▶ Your instructions: Would you output the whole listing below, exactly as it reads?

▶ Task input:
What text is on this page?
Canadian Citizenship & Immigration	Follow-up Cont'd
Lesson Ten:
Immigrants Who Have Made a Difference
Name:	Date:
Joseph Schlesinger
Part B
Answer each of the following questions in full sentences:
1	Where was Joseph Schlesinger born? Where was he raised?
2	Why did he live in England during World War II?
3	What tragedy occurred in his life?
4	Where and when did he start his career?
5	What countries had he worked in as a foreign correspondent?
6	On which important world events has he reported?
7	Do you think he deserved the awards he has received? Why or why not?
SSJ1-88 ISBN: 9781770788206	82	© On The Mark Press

▶ Solution to this problem:
What text is on this page?
Canadian Citizenship & Immigration	Follow-up Cont'd
Lesson Ten:
Immigrants Who Have Made a Difference
Name:	Date:
Joseph Schlesinger
Part B
Answer each of the following questions in full sentences:
1	Where was Joseph Schlesinger born? Where was he raised?
2	Why did he live in England during World War II?
3	What tragedy occurred in his life?
4	Where and when did he start his career?
5	What countries had he worked in as a foreign correspondent?
6	On which important world events has he reported?
7	Do you think he deserved the awards he has received? Why or why not?
SSJ1-88 ISBN: 9781770788206	82	© On The Mark Press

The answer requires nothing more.